■ EXERCISE PROMPT ■
For the records below, say how many lines contain the string "data". Give the number only.

■ STORED ROWS ■
## begin

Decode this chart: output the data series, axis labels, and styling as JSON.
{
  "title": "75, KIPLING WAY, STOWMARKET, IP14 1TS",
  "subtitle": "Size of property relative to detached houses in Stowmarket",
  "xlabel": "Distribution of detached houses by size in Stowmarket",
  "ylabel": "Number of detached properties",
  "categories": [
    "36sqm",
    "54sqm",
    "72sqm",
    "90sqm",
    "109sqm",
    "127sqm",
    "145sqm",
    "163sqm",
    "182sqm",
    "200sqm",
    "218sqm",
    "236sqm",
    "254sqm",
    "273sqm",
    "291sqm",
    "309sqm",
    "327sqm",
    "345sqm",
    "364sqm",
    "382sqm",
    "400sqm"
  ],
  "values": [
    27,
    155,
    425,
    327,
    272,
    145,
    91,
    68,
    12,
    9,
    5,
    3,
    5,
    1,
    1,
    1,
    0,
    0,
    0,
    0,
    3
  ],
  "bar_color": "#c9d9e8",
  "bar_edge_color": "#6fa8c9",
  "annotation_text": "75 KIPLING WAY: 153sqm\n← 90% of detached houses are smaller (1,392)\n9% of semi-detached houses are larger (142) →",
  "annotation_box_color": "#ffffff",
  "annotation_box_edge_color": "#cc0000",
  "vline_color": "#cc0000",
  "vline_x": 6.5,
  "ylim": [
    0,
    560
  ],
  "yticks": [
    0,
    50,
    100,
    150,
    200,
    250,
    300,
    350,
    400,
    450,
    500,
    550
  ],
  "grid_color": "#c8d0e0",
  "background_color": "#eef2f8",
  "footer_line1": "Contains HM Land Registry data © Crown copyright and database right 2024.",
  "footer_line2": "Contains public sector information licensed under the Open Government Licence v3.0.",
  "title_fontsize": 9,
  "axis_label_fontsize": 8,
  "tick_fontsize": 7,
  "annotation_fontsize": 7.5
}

## end

■ TASK ANSWER ■
2